* STATED TASK: Go through the listing and return every line with "text" in it.

* PROVIDED RECORDS:
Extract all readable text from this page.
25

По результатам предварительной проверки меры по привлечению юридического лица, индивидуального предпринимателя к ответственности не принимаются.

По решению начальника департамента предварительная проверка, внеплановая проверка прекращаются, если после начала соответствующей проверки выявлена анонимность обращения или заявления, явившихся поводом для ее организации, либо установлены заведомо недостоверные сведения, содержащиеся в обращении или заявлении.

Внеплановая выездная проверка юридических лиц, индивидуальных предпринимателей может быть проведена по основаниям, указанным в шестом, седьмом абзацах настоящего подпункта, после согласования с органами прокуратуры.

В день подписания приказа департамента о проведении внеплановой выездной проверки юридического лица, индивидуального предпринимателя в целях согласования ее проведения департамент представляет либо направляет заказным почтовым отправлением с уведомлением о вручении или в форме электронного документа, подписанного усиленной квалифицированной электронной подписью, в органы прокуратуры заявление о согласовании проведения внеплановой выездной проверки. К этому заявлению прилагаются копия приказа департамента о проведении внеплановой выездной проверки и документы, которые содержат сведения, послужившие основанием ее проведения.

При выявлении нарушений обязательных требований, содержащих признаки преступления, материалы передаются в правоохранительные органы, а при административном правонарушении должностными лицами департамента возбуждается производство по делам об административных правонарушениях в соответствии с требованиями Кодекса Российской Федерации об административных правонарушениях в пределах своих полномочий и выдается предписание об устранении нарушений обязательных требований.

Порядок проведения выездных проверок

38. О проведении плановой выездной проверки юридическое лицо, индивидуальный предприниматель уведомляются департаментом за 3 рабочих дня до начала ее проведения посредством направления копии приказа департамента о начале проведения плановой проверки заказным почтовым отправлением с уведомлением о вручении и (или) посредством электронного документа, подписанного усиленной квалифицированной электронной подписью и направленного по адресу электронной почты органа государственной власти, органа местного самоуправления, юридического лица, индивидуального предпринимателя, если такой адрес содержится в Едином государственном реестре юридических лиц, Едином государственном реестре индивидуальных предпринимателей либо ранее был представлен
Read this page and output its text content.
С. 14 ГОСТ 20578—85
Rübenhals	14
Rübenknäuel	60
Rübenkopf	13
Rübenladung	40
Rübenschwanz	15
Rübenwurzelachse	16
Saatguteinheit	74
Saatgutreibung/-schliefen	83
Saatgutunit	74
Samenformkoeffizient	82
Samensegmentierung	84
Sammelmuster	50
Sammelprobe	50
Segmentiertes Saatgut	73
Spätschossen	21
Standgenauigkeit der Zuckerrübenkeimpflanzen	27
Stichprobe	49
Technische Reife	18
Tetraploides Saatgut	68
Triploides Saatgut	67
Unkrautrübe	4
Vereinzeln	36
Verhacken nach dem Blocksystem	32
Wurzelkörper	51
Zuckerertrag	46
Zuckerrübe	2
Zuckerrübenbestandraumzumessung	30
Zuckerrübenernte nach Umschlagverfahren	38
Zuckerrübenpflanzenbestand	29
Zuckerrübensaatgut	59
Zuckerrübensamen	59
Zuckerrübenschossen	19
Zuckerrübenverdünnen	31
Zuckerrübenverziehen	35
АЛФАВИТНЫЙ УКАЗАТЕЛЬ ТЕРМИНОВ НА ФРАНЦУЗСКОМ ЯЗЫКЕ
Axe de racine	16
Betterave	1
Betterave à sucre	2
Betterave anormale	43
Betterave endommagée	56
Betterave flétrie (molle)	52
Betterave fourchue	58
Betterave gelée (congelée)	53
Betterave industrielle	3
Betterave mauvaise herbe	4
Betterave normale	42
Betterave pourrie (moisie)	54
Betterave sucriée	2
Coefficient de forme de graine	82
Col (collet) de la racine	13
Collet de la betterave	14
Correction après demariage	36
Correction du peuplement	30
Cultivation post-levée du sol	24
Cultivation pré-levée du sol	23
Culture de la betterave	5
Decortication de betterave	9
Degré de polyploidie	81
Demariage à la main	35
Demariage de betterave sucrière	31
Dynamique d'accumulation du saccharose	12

* SOLVED PROBLEM:
Extract all readable text from this page.
Read this page and output its text content.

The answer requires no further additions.